» **Chart and figure data**:
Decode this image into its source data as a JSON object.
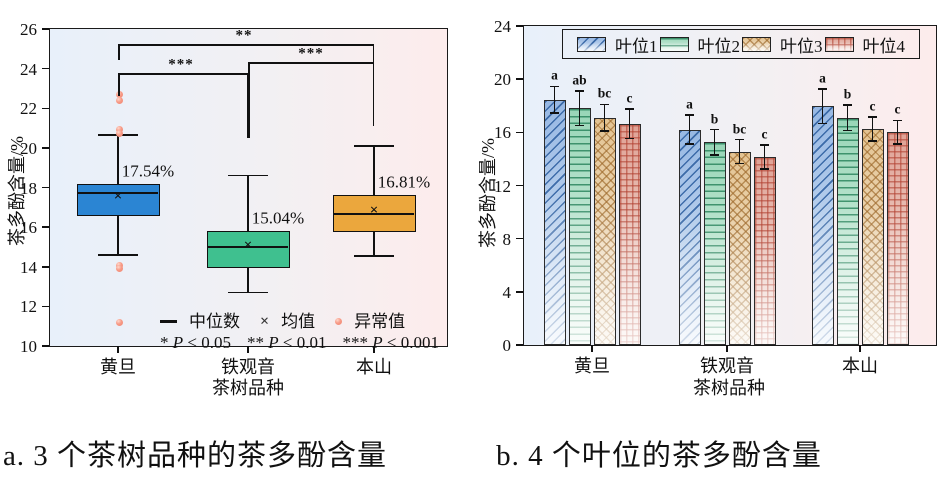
{
  "captions": {
    "a": "a. 3 个茶树品种的茶多酚含量",
    "b": "b. 4 个叶位的茶多酚含量"
  },
  "colors": {
    "bg_gradient_left": "#e8f0fa",
    "bg_gradient_right": "#fdecec",
    "box_huangdan": "#2b85d3",
    "box_tieguanyin": "#3fc08f",
    "box_benshan": "#eba73d",
    "outlier": "#f58f7b",
    "bar_leaf1": "#6f9ed8",
    "bar_leaf2": "#8ecfaf",
    "bar_leaf3": "#dcb580",
    "bar_leaf4": "#cf8176"
  },
  "chart_data": [
    {
      "type": "boxplot",
      "xlabel": "茶树品种",
      "ylabel": "茶多酚含量/%",
      "ylim": [
        10,
        26
      ],
      "yticks": [
        26,
        24,
        22,
        20,
        18,
        16,
        14,
        12,
        10
      ],
      "categories": [
        "黄旦",
        "铁观音",
        "本山"
      ],
      "boxes": [
        {
          "name": "黄旦",
          "whisker_low": 14.6,
          "q1": 16.55,
          "median": 17.7,
          "q3": 18.2,
          "whisker_high": 20.65,
          "mean": 17.54,
          "mean_label": "17.54%",
          "outliers": [
            22.7,
            22.4,
            20.95,
            20.75,
            14.05,
            13.9,
            11.2
          ],
          "color": "#2b85d3"
        },
        {
          "name": "铁观音",
          "whisker_low": 12.7,
          "q1": 13.95,
          "median": 15.0,
          "q3": 15.8,
          "whisker_high": 18.6,
          "mean": 15.04,
          "mean_label": "15.04%",
          "outliers": [],
          "color": "#3fc08f"
        },
        {
          "name": "本山",
          "whisker_low": 14.55,
          "q1": 15.75,
          "median": 16.65,
          "q3": 17.6,
          "whisker_high": 20.1,
          "mean": 16.81,
          "mean_label": "16.81%",
          "outliers": [],
          "color": "#eba73d"
        }
      ],
      "significance": [
        {
          "label": "**",
          "pair": [
            "黄旦",
            "本山"
          ]
        },
        {
          "label": "***",
          "pair": [
            "铁观音",
            "本山"
          ]
        },
        {
          "label": "***",
          "pair": [
            "黄旦",
            "铁观音"
          ]
        }
      ],
      "legend": {
        "median_label": "中位数",
        "mean_label": "均值",
        "outlier_label": "异常值",
        "p1": "* P < 0.05",
        "p2": "** P < 0.01",
        "p3": "*** P < 0.001"
      }
    },
    {
      "type": "bar",
      "xlabel": "茶树品种",
      "ylabel": "茶多酚含量/%",
      "ylim": [
        0,
        24
      ],
      "yticks": [
        24,
        20,
        16,
        12,
        8,
        4,
        0
      ],
      "categories": [
        "黄旦",
        "铁观音",
        "本山"
      ],
      "series": [
        {
          "name": "叶位1",
          "values": [
            18.45,
            16.2,
            17.95
          ],
          "errors": [
            1.0,
            1.1,
            1.3
          ],
          "letters": [
            "a",
            "a",
            "a"
          ],
          "color": "#6f9ed8"
        },
        {
          "name": "叶位2",
          "values": [
            17.8,
            15.25,
            17.1
          ],
          "errors": [
            1.3,
            0.95,
            0.95
          ],
          "letters": [
            "ab",
            "b",
            "b"
          ],
          "color": "#8ecfaf"
        },
        {
          "name": "叶位3",
          "values": [
            17.1,
            14.55,
            16.25
          ],
          "errors": [
            1.0,
            0.9,
            0.9
          ],
          "letters": [
            "bc",
            "bc",
            "c"
          ],
          "color": "#dcb580"
        },
        {
          "name": "叶位4",
          "values": [
            16.65,
            14.15,
            16.0
          ],
          "errors": [
            1.1,
            0.9,
            0.9
          ],
          "letters": [
            "c",
            "c",
            "c"
          ],
          "color": "#cf8176"
        }
      ],
      "legend_position": "top"
    }
  ]
}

» **What you should do**: Gather each line that holds "name".

» **Exercise response**:
          "name": "黄旦",
          "name": "铁观音",
          "name": "本山",
          "name": "叶位1",
          "name": "叶位2",
          "name": "叶位3",
          "name": "叶位4",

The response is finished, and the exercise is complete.